Task directions.
From the listing below, copy every line with the word "para".

[Entries taken from a collection]
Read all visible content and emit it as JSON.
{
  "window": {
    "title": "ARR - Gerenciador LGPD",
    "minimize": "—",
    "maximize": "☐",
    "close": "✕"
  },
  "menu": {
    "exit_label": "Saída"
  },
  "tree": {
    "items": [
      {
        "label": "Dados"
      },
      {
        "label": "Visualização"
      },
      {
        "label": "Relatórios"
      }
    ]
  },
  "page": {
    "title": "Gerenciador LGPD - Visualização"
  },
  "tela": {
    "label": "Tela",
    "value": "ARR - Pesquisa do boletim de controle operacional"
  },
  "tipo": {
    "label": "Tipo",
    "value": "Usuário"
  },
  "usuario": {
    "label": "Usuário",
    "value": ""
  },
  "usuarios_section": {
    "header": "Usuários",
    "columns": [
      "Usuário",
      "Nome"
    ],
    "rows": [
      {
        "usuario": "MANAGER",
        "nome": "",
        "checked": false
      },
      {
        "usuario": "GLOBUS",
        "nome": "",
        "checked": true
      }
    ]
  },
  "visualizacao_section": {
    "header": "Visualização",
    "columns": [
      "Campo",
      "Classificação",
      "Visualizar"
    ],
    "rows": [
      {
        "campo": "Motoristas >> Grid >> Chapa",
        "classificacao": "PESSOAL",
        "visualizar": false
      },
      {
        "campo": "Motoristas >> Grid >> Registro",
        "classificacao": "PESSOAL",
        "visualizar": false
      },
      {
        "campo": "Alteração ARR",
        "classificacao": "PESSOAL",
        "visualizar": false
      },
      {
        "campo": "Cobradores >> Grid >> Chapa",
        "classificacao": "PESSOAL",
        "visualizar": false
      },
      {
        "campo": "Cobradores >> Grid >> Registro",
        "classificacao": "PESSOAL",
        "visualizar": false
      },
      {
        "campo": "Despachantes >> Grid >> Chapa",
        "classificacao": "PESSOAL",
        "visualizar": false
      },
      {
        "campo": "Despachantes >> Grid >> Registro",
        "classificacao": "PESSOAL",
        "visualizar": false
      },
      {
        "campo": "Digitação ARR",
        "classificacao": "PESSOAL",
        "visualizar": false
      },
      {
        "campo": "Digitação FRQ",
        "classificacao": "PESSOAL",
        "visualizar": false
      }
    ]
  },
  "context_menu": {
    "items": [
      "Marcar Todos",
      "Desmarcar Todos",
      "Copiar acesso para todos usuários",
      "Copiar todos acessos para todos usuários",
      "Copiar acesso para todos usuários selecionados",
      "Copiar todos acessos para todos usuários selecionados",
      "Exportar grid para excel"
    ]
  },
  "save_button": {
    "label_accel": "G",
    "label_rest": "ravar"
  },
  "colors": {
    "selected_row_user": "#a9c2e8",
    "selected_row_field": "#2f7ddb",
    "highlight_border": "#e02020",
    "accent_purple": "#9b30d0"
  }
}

Result of the task.
      "Copiar acesso para todos usuários",
      "Copiar todos acessos para todos usuários",
      "Copiar acesso para todos usuários selecionados",
      "Copiar todos acessos para todos usuários selecionados",
      "Exportar grid para excel"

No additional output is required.